**INSTRUCTIONS FOR THE TASK:** Transcribe the entries below exactly.

Extracted records
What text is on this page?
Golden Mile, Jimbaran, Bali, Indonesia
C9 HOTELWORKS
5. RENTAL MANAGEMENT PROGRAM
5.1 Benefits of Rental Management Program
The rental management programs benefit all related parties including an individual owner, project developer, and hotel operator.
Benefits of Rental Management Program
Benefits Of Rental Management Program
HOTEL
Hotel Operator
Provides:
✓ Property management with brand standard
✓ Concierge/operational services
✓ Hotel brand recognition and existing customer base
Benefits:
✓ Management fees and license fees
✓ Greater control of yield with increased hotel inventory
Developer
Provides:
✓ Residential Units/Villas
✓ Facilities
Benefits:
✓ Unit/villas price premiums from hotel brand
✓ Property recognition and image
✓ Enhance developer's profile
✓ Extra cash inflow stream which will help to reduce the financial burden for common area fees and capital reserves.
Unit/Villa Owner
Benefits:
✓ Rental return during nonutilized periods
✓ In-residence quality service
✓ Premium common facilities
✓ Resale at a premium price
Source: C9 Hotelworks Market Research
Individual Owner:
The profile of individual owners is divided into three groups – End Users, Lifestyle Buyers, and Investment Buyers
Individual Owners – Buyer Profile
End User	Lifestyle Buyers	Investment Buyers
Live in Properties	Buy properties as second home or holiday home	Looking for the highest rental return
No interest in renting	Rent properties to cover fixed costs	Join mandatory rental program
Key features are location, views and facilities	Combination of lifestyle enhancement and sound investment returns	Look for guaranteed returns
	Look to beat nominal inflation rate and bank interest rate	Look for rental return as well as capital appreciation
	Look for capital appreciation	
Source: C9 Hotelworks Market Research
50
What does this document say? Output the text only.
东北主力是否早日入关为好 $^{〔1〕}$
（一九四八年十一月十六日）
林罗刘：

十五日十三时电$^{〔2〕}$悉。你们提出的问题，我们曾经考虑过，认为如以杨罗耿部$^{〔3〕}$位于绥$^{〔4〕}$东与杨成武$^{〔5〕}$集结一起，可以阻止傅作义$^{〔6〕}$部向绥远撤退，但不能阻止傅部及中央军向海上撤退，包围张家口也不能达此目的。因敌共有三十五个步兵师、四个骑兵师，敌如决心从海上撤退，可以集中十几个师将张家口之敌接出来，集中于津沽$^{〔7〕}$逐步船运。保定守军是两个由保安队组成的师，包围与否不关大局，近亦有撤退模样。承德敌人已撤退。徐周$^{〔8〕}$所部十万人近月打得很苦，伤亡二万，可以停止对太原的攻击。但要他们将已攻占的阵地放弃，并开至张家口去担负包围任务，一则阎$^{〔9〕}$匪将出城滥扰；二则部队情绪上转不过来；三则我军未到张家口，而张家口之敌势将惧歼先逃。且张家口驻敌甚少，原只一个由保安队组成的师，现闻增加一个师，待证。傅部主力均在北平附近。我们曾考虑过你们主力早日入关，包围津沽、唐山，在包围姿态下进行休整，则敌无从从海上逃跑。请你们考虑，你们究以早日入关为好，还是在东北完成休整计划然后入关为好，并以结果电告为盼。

**TASK RESPONSE:**
What text is on this page?
Golden Mile, Jimbaran, Bali, Indonesia
C9 HOTELWORKS
5. RENTAL MANAGEMENT PROGRAM
5.1 Benefits of Rental Management Program
The rental management programs benefit all related parties including an individual owner, project developer, and hotel operator.
Benefits of Rental Management Program
Benefits Of Rental Management Program
HOTEL
Hotel Operator
Provides:
✓ Property management with brand standard
✓ Concierge/operational services
✓ Hotel brand recognition and existing customer base
Benefits:
✓ Management fees and license fees
✓ Greater control of yield with increased hotel inventory
Developer
Provides:
✓ Residential Units/Villas
✓ Facilities
Benefits:
✓ Unit/villas price premiums from hotel brand
✓ Property recognition and image
✓ Enhance developer's profile
✓ Extra cash inflow stream which will help to reduce the financial burden for common area fees and capital reserves.
Unit/Villa Owner
Benefits:
✓ Rental return during nonutilized periods
✓ In-residence quality service
✓ Premium common facilities
✓ Resale at a premium price
Source: C9 Hotelworks Market Research
Individual Owner:
The profile of individual owners is divided into three groups – End Users, Lifestyle Buyers, and Investment Buyers
Individual Owners – Buyer Profile
End User	Lifestyle Buyers	Investment Buyers
Live in Properties	Buy properties as second home or holiday home	Looking for the highest rental return
No interest in renting	Rent properties to cover fixed costs	Join mandatory rental program
Key features are location, views and facilities	Combination of lifestyle enhancement and sound investment returns	Look for guaranteed returns
	Look to beat nominal inflation rate and bank interest rate	Look for rental return as well as capital appreciation
	Look for capital appreciation	
Source: C9 Hotelworks Market Research
50
What does this document say? Output the text only.
东北主力是否早日入关为好 $^{〔1〕}$
（一九四八年十一月十六日）
林罗刘：

十五日十三时电$^{〔2〕}$悉。你们提出的问题，我们曾经考虑过，认为如以杨罗耿部$^{〔3〕}$位于绥$^{〔4〕}$东与杨成武$^{〔5〕}$集结一起，可以阻止傅作义$^{〔6〕}$部向绥远撤退，但不能阻止傅部及中央军向海上撤退，包围张家口也不能达此目的。因敌共有三十五个步兵师、四个骑兵师，敌如决心从海上撤退，可以集中十几个师将张家口之敌接出来，集中于津沽$^{〔7〕}$逐步船运。保定守军是两个由保安队组成的师，包围与否不关大局，近亦有撤退模样。承德敌人已撤退。徐周$^{〔8〕}$所部十万人近月打得很苦，伤亡二万，可以停止对太原的攻击。但要他们将已攻占的阵地放弃，并开至张家口去担负包围任务，一则阎$^{〔9〕}$匪将出城滥扰；二则部队情绪上转不过来；三则我军未到张家口，而张家口之敌势将惧歼先逃。且张家口驻敌甚少，原只一个由保安队组成的师，现闻增加一个师，待证。傅部主力均在北平附近。我们曾考虑过你们主力早日入关，包围津沽、唐山，在包围姿态下进行休整，则敌无从从海上逃跑。请你们考虑，你们究以早日入关为好，还是在东北完成休整计划然后入关为好，并以结果电告为盼。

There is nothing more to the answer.